• DATA:

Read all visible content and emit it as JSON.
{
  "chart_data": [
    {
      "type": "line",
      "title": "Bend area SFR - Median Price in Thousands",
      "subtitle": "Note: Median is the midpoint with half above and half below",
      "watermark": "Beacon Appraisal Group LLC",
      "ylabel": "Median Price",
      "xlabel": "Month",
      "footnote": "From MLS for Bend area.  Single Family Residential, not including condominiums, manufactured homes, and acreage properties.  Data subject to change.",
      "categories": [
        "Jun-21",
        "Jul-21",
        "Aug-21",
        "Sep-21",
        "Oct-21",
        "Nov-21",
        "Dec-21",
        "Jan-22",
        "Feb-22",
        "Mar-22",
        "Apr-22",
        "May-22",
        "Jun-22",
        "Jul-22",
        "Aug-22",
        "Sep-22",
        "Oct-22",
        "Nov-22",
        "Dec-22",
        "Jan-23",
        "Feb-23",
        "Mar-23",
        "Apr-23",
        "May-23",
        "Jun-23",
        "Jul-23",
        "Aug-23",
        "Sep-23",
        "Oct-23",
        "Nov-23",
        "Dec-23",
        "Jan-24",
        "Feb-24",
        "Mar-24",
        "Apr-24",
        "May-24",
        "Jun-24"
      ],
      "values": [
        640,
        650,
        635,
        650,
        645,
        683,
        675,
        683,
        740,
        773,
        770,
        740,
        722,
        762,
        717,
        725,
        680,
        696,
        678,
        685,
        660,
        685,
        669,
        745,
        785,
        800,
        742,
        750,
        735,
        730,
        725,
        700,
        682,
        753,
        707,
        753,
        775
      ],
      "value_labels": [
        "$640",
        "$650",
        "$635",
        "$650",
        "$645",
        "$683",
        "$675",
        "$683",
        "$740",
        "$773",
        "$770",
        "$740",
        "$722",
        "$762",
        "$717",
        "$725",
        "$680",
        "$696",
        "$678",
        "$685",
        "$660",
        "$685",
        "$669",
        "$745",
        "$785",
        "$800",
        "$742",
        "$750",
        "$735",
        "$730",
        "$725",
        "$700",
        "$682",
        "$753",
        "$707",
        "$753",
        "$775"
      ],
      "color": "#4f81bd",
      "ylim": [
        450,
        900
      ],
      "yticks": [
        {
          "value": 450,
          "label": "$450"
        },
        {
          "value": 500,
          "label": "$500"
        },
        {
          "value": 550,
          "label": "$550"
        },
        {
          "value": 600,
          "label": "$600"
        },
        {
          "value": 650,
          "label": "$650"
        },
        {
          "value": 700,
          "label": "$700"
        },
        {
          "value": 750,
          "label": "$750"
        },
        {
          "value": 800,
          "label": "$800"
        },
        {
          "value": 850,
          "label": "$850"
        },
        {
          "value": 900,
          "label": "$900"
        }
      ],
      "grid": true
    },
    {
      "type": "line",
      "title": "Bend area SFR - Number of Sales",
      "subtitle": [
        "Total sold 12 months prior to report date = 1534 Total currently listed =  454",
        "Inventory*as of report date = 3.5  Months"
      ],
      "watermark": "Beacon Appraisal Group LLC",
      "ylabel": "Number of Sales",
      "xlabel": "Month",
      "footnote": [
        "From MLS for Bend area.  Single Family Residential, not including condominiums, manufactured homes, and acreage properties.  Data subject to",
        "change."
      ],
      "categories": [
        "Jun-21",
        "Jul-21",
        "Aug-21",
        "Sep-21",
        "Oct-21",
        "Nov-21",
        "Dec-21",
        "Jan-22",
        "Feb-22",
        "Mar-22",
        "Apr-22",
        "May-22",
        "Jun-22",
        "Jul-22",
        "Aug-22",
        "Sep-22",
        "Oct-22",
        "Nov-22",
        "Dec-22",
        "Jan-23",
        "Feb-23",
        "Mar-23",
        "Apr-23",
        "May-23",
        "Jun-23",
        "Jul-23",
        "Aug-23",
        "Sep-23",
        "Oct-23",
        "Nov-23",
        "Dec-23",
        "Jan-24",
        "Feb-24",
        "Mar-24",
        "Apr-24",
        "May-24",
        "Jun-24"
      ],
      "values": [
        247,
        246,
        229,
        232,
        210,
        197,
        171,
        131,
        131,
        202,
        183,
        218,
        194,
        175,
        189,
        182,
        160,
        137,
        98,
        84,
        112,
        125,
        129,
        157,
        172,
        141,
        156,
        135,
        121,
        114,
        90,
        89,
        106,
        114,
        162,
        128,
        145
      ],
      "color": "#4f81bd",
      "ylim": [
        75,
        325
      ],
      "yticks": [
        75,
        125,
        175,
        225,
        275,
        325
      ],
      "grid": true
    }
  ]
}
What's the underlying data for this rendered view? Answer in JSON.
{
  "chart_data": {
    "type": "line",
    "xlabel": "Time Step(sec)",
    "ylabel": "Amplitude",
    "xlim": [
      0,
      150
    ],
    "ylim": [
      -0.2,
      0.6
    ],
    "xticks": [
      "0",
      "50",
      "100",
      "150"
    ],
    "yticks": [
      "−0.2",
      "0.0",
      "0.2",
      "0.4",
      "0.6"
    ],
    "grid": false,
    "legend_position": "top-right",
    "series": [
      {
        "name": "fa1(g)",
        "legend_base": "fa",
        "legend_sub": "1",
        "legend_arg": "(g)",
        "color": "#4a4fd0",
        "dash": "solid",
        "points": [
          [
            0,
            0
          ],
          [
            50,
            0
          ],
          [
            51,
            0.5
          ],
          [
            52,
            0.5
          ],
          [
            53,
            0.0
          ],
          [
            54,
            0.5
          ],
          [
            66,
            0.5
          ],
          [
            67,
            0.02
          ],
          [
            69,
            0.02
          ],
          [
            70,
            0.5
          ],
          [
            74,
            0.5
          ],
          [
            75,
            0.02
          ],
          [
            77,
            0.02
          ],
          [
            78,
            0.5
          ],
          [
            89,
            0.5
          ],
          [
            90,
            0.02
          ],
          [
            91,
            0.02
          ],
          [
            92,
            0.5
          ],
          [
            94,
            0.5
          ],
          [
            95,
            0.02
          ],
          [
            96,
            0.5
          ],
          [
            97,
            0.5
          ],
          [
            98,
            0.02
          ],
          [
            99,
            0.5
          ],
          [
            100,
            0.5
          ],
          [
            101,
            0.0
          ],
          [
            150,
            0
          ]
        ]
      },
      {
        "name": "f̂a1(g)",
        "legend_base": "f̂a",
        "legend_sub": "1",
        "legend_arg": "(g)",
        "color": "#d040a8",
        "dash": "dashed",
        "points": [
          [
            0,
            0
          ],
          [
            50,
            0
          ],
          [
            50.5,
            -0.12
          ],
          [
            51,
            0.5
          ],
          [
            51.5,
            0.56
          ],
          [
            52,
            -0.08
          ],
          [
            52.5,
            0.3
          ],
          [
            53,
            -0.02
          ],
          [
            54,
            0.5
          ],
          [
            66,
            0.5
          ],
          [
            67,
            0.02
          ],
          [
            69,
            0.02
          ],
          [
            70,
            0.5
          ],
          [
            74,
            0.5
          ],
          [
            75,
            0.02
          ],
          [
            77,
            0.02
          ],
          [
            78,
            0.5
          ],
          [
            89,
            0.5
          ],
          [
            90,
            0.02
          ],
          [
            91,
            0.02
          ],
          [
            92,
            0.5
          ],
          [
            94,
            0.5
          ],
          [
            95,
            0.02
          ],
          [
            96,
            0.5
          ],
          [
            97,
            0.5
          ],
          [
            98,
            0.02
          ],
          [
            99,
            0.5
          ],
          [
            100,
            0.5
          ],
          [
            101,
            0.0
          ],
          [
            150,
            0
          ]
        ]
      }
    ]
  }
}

• THE TASK:
Return every line containing "date".

• RESPONSE TO THE EXERCISE:
        "Total sold 12 months prior to report date = 1534 Total currently listed =  454",
        "Inventory*as of report date = 3.5  Months"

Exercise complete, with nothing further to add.